BEGIN SUPPLIED DATA

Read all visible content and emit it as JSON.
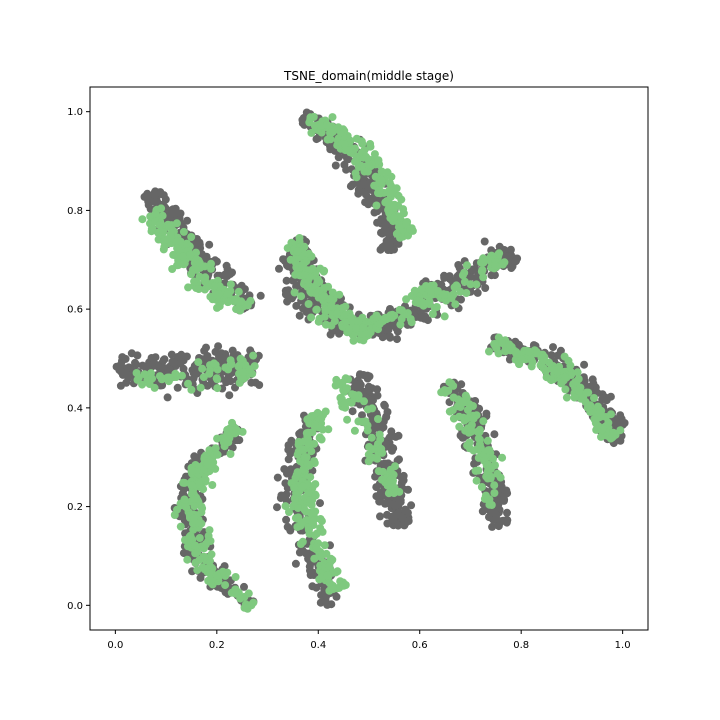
{
  "chart_data": {
    "type": "scatter",
    "title": "TSNE_domain(middle stage)",
    "xlabel": "",
    "ylabel": "",
    "xlim": [
      -0.05,
      1.05
    ],
    "ylim": [
      -0.05,
      1.05
    ],
    "grid": false,
    "legend": "none",
    "x_ticks": [
      0.0,
      0.2,
      0.4,
      0.6,
      0.8,
      1.0
    ],
    "x_tick_labels": [
      "0.0",
      "0.2",
      "0.4",
      "0.6",
      "0.8",
      "1.0"
    ],
    "y_ticks": [
      0.0,
      0.2,
      0.4,
      0.6,
      0.8,
      1.0
    ],
    "y_tick_labels": [
      "0.0",
      "0.2",
      "0.4",
      "0.6",
      "0.8",
      "1.0"
    ],
    "series": [
      {
        "color": "#666666",
        "clusters": [
          {
            "path": [
              [
                0.0,
                0.48
              ],
              [
                0.08,
                0.48
              ],
              [
                0.16,
                0.48
              ],
              [
                0.22,
                0.48
              ],
              [
                0.28,
                0.48
              ]
            ],
            "width": 0.045,
            "n": 220
          },
          {
            "path": [
              [
                0.07,
                0.84
              ],
              [
                0.11,
                0.77
              ],
              [
                0.16,
                0.71
              ],
              [
                0.21,
                0.66
              ],
              [
                0.27,
                0.6
              ]
            ],
            "width": 0.03,
            "n": 200
          },
          {
            "path": [
              [
                0.36,
                0.74
              ],
              [
                0.36,
                0.68
              ],
              [
                0.38,
                0.63
              ],
              [
                0.43,
                0.58
              ],
              [
                0.48,
                0.56
              ]
            ],
            "width": 0.04,
            "n": 240
          },
          {
            "path": [
              [
                0.37,
                0.99
              ],
              [
                0.44,
                0.94
              ],
              [
                0.49,
                0.88
              ],
              [
                0.53,
                0.8
              ],
              [
                0.55,
                0.72
              ]
            ],
            "width": 0.03,
            "n": 220
          },
          {
            "path": [
              [
                0.5,
                0.56
              ],
              [
                0.58,
                0.59
              ],
              [
                0.66,
                0.64
              ],
              [
                0.74,
                0.69
              ],
              [
                0.78,
                0.71
              ]
            ],
            "width": 0.04,
            "n": 230
          },
          {
            "path": [
              [
                0.74,
                0.53
              ],
              [
                0.84,
                0.51
              ],
              [
                0.91,
                0.46
              ],
              [
                0.96,
                0.4
              ],
              [
                0.99,
                0.33
              ]
            ],
            "width": 0.03,
            "n": 220
          },
          {
            "path": [
              [
                0.66,
                0.45
              ],
              [
                0.7,
                0.38
              ],
              [
                0.73,
                0.31
              ],
              [
                0.75,
                0.24
              ],
              [
                0.76,
                0.16
              ]
            ],
            "width": 0.03,
            "n": 200
          },
          {
            "path": [
              [
                0.48,
                0.47
              ],
              [
                0.5,
                0.4
              ],
              [
                0.53,
                0.32
              ],
              [
                0.55,
                0.23
              ],
              [
                0.56,
                0.16
              ]
            ],
            "width": 0.035,
            "n": 230
          },
          {
            "path": [
              [
                0.39,
                0.38
              ],
              [
                0.36,
                0.3
              ],
              [
                0.36,
                0.2
              ],
              [
                0.39,
                0.1
              ],
              [
                0.43,
                0.0
              ]
            ],
            "width": 0.032,
            "n": 220
          },
          {
            "path": [
              [
                0.24,
                0.35
              ],
              [
                0.16,
                0.28
              ],
              [
                0.14,
                0.18
              ],
              [
                0.18,
                0.07
              ],
              [
                0.27,
                0.0
              ]
            ],
            "width": 0.026,
            "n": 220
          }
        ]
      },
      {
        "color": "#7fc97f",
        "clusters": [
          {
            "path": [
              [
                0.02,
                0.46
              ],
              [
                0.1,
                0.46
              ],
              [
                0.18,
                0.47
              ],
              [
                0.24,
                0.48
              ],
              [
                0.28,
                0.48
              ]
            ],
            "width": 0.03,
            "n": 60
          },
          {
            "path": [
              [
                0.07,
                0.8
              ],
              [
                0.11,
                0.74
              ],
              [
                0.15,
                0.69
              ],
              [
                0.2,
                0.64
              ],
              [
                0.26,
                0.6
              ]
            ],
            "width": 0.03,
            "n": 150
          },
          {
            "path": [
              [
                0.35,
                0.74
              ],
              [
                0.38,
                0.68
              ],
              [
                0.4,
                0.63
              ],
              [
                0.45,
                0.58
              ],
              [
                0.5,
                0.55
              ]
            ],
            "width": 0.035,
            "n": 180
          },
          {
            "path": [
              [
                0.38,
                0.99
              ],
              [
                0.46,
                0.94
              ],
              [
                0.51,
                0.88
              ],
              [
                0.55,
                0.8
              ],
              [
                0.58,
                0.75
              ]
            ],
            "width": 0.026,
            "n": 180
          },
          {
            "path": [
              [
                0.5,
                0.56
              ],
              [
                0.58,
                0.6
              ],
              [
                0.65,
                0.64
              ],
              [
                0.72,
                0.68
              ],
              [
                0.76,
                0.71
              ]
            ],
            "width": 0.03,
            "n": 110
          },
          {
            "path": [
              [
                0.74,
                0.53
              ],
              [
                0.83,
                0.5
              ],
              [
                0.9,
                0.45
              ],
              [
                0.95,
                0.39
              ],
              [
                0.98,
                0.34
              ]
            ],
            "width": 0.026,
            "n": 150
          },
          {
            "path": [
              [
                0.65,
                0.45
              ],
              [
                0.69,
                0.39
              ],
              [
                0.72,
                0.33
              ],
              [
                0.74,
                0.26
              ],
              [
                0.74,
                0.18
              ]
            ],
            "width": 0.026,
            "n": 90
          },
          {
            "path": [
              [
                0.44,
                0.46
              ],
              [
                0.47,
                0.41
              ],
              [
                0.5,
                0.35
              ],
              [
                0.53,
                0.28
              ],
              [
                0.55,
                0.22
              ]
            ],
            "width": 0.025,
            "n": 70
          },
          {
            "path": [
              [
                0.4,
                0.39
              ],
              [
                0.37,
                0.3
              ],
              [
                0.37,
                0.2
              ],
              [
                0.4,
                0.1
              ],
              [
                0.44,
                0.03
              ]
            ],
            "width": 0.028,
            "n": 190
          },
          {
            "path": [
              [
                0.24,
                0.36
              ],
              [
                0.17,
                0.28
              ],
              [
                0.15,
                0.18
              ],
              [
                0.18,
                0.07
              ],
              [
                0.27,
                0.0
              ]
            ],
            "width": 0.024,
            "n": 190
          }
        ]
      }
    ]
  }
}
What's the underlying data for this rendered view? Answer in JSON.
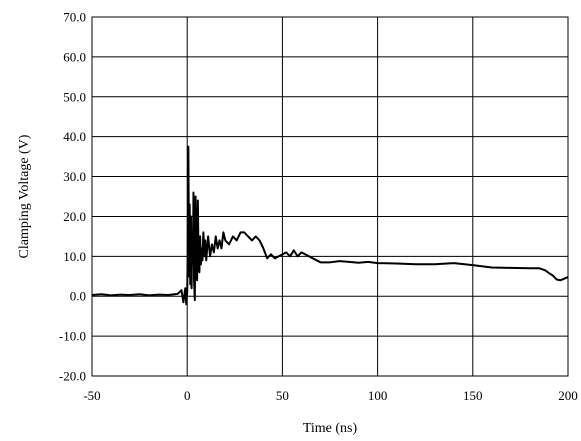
{
  "chart_data": {
    "type": "line",
    "title": "",
    "xlabel": "Time (ns)",
    "ylabel": "Clamping Voltage (V)",
    "xlim": [
      -50,
      200
    ],
    "ylim": [
      -20,
      70
    ],
    "x_ticks": [
      -50,
      0,
      50,
      100,
      150,
      200
    ],
    "x_tick_labels": [
      "-50",
      "0",
      "50",
      "100",
      "150",
      "200"
    ],
    "y_ticks": [
      -20,
      -10,
      0,
      10,
      20,
      30,
      40,
      50,
      60,
      70
    ],
    "y_tick_labels": [
      "-20.0",
      "-10.0",
      "0.0",
      "10.0",
      "20.0",
      "30.0",
      "40.0",
      "50.0",
      "60.0",
      "70.0"
    ],
    "grid": true,
    "legend": "none",
    "line_color": "#000000",
    "series": [
      {
        "x": [
          -50,
          -45,
          -40,
          -35,
          -30,
          -25,
          -20,
          -15,
          -10,
          -5,
          -3,
          -2,
          -1,
          -0.5,
          0,
          0.3,
          0.6,
          1,
          1.3,
          1.6,
          2,
          2.3,
          2.6,
          3,
          3.3,
          3.6,
          4,
          4.4,
          4.8,
          5.2,
          5.6,
          6,
          6.4,
          6.8,
          7.2,
          7.6,
          8,
          8.5,
          9,
          9.5,
          10,
          11,
          12,
          13,
          14,
          15,
          16,
          17,
          18,
          19,
          20,
          22,
          24,
          26,
          28,
          30,
          32,
          34,
          36,
          38,
          40,
          42,
          44,
          46,
          48,
          50,
          52,
          54,
          56,
          58,
          60,
          62,
          64,
          66,
          68,
          70,
          75,
          80,
          85,
          90,
          95,
          100,
          110,
          120,
          130,
          140,
          150,
          160,
          170,
          180,
          185,
          188,
          190,
          192,
          194,
          196,
          198,
          200
        ],
        "y": [
          0.3,
          0.5,
          0.2,
          0.4,
          0.3,
          0.5,
          0.2,
          0.4,
          0.3,
          0.6,
          1.5,
          -1.5,
          2.0,
          -2.0,
          1.0,
          12,
          37.5,
          5,
          23,
          3,
          20,
          2,
          15,
          8,
          26,
          4,
          -1,
          25,
          10,
          4,
          24,
          7,
          6,
          15,
          8,
          12,
          9,
          16,
          10,
          14,
          9,
          15,
          10,
          13,
          11,
          15,
          12,
          14,
          12,
          16,
          14,
          13,
          15,
          14,
          16,
          16,
          15,
          14,
          15,
          14,
          12,
          9.5,
          10.5,
          9.5,
          10,
          10.5,
          11,
          10,
          11.5,
          10,
          11,
          10.5,
          10,
          9.5,
          9,
          8.5,
          8.5,
          8.8,
          8.6,
          8.4,
          8.6,
          8.3,
          8.2,
          8.0,
          8.0,
          8.3,
          7.8,
          7.2,
          7.1,
          7.0,
          7.0,
          6.5,
          5.8,
          5.2,
          4.2,
          4.0,
          4.4,
          4.8
        ]
      }
    ]
  }
}
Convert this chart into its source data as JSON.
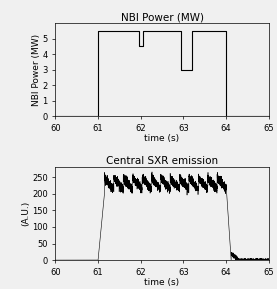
{
  "nbi_time": [
    60,
    61.0,
    61.0,
    61.95,
    61.95,
    62.05,
    62.05,
    62.95,
    62.95,
    63.2,
    63.2,
    64.0,
    64.0,
    65
  ],
  "nbi_power": [
    0,
    0,
    5.5,
    5.5,
    4.5,
    4.5,
    5.5,
    5.5,
    3.0,
    3.0,
    5.5,
    5.5,
    0,
    0
  ],
  "nbi_ylabel": "NBI Power (MW)",
  "nbi_title": "NBI Power (MW)",
  "nbi_ylim": [
    0,
    6
  ],
  "nbi_yticks": [
    0,
    1,
    2,
    3,
    4,
    5
  ],
  "sxr_title": "Central SXR emission",
  "sxr_ylabel": "(A.U.)",
  "sxr_ylim": [
    0,
    280
  ],
  "sxr_yticks": [
    0,
    50,
    100,
    150,
    200,
    250
  ],
  "xlabel": "time (s)",
  "xlim": [
    60,
    65
  ],
  "xticks": [
    60,
    61,
    62,
    63,
    64,
    65
  ],
  "bg_color": "#f0f0f0",
  "line_color": "#000000",
  "title_fontsize": 7.5,
  "tick_fontsize": 6,
  "label_fontsize": 6.5
}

END SUPPLIED DATA

REQUIRED WORK: Find the line containing "Convert this chart" in the listing above. Please restate word for word that line through the last one, leaving out the pictures.

THE SOLUTION:
Convert this chart into its source data as JSON.
{
  "nbi_time": [
    60,
    61.0,
    61.0,
    61.95,
    61.95,
    62.05,
    62.05,
    62.95,
    62.95,
    63.2,
    63.2,
    64.0,
    64.0,
    65
  ],
  "nbi_power": [
    0,
    0,
    5.5,
    5.5,
    4.5,
    4.5,
    5.5,
    5.5,
    3.0,
    3.0,
    5.5,
    5.5,
    0,
    0
  ],
  "nbi_ylabel": "NBI Power (MW)",
  "nbi_title": "NBI Power (MW)",
  "nbi_ylim": [
    0,
    6
  ],
  "nbi_yticks": [
    0,
    1,
    2,
    3,
    4,
    5
  ],
  "sxr_title": "Central SXR emission",
  "sxr_ylabel": "(A.U.)",
  "sxr_ylim": [
    0,
    280
  ],
  "sxr_yticks": [
    0,
    50,
    100,
    150,
    200,
    250
  ],
  "xlabel": "time (s)",
  "xlim": [
    60,
    65
  ],
  "xticks": [
    60,
    61,
    62,
    63,
    64,
    65
  ],
  "bg_color": "#f0f0f0",
  "line_color": "#000000",
  "title_fontsize": 7.5,
  "tick_fontsize": 6,
  "label_fontsize": 6.5
}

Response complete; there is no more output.